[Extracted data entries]
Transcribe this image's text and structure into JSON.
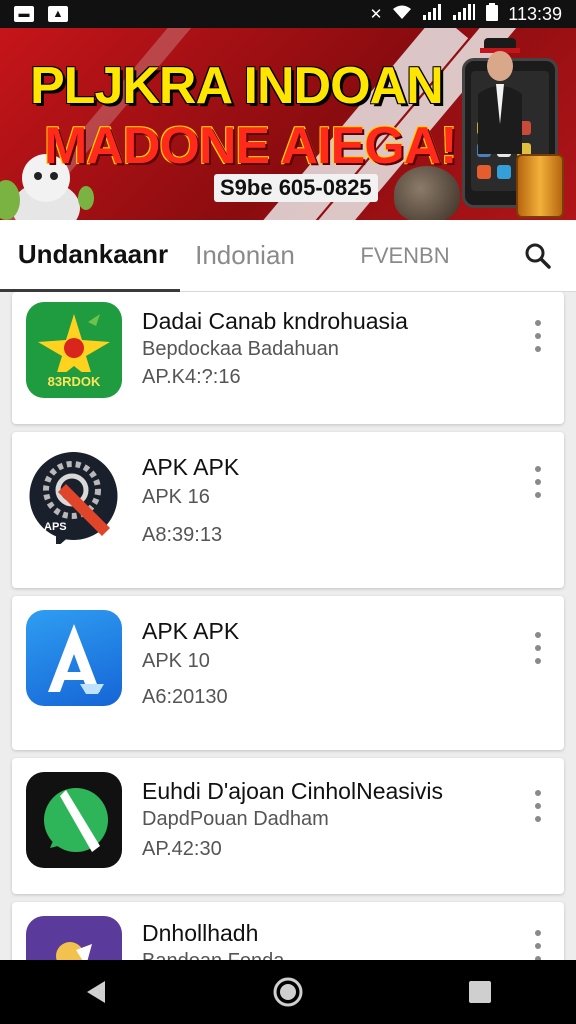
{
  "status_bar": {
    "time": "113:39",
    "icons": [
      "notification-icon",
      "image-icon",
      "bluetooth-icon",
      "wifi-icon",
      "signal-icon",
      "signal-icon",
      "battery-icon"
    ]
  },
  "banner": {
    "line1": "PLJKRA INDOAN",
    "line2": "MADONE AIEGA!",
    "phone_text": "S9be 605-0825"
  },
  "tabs": [
    {
      "label": "Undankaanr",
      "active": true
    },
    {
      "label": "Indonian",
      "active": false
    },
    {
      "label": "FVENBN",
      "active": false
    }
  ],
  "apps": [
    {
      "name": "Dadai Canab kndrohuasia",
      "developer": "Bepdockaa Badahuan",
      "meta": "AP.K4:?:16",
      "icon": "star-app-icon"
    },
    {
      "name": "APK APK",
      "developer": "APK 16",
      "meta": "A8:39:13",
      "icon": "apk-tool-icon"
    },
    {
      "name": "APK APK",
      "developer": "APK 10",
      "meta": "A6:20130",
      "icon": "app-store-icon"
    },
    {
      "name": "Euhdi D'ajoan CinholNeasivis",
      "developer": "DapdPouan Dadham",
      "meta": "AP.42:30",
      "icon": "chat-app-icon"
    },
    {
      "name": "Dnhollhadh",
      "developer": "Bandoan Fonda",
      "meta": "",
      "icon": "purple-app-icon"
    }
  ],
  "colors": {
    "banner_red": "#c5151a",
    "banner_yellow": "#ffe600",
    "tab_active": "#111111",
    "icon_green": "#1f9c3f",
    "icon_blue": "#1e7be0"
  }
}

* **What the exercise asks**: Pictures in the records above are left out; print everything else exactly as written.

* **Reply to the task**:
Transcribe this image's text and structure into JSON.
{
  "status_bar": {
    "time": "113:39",
    "icons": [
      "notification-icon",
      "image-icon",
      "bluetooth-icon",
      "wifi-icon",
      "signal-icon",
      "signal-icon",
      "battery-icon"
    ]
  },
  "banner": {
    "line1": "PLJKRA INDOAN",
    "line2": "MADONE AIEGA!",
    "phone_text": "S9be 605-0825"
  },
  "tabs": [
    {
      "label": "Undankaanr",
      "active": true
    },
    {
      "label": "Indonian",
      "active": false
    },
    {
      "label": "FVENBN",
      "active": false
    }
  ],
  "apps": [
    {
      "name": "Dadai Canab kndrohuasia",
      "developer": "Bepdockaa Badahuan",
      "meta": "AP.K4:?:16",
      "icon": "star-app-icon"
    },
    {
      "name": "APK APK",
      "developer": "APK 16",
      "meta": "A8:39:13",
      "icon": "apk-tool-icon"
    },
    {
      "name": "APK APK",
      "developer": "APK 10",
      "meta": "A6:20130",
      "icon": "app-store-icon"
    },
    {
      "name": "Euhdi D'ajoan CinholNeasivis",
      "developer": "DapdPouan Dadham",
      "meta": "AP.42:30",
      "icon": "chat-app-icon"
    },
    {
      "name": "Dnhollhadh",
      "developer": "Bandoan Fonda",
      "meta": "",
      "icon": "purple-app-icon"
    }
  ],
  "colors": {
    "banner_red": "#c5151a",
    "banner_yellow": "#ffe600",
    "tab_active": "#111111",
    "icon_green": "#1f9c3f",
    "icon_blue": "#1e7be0"
  }
}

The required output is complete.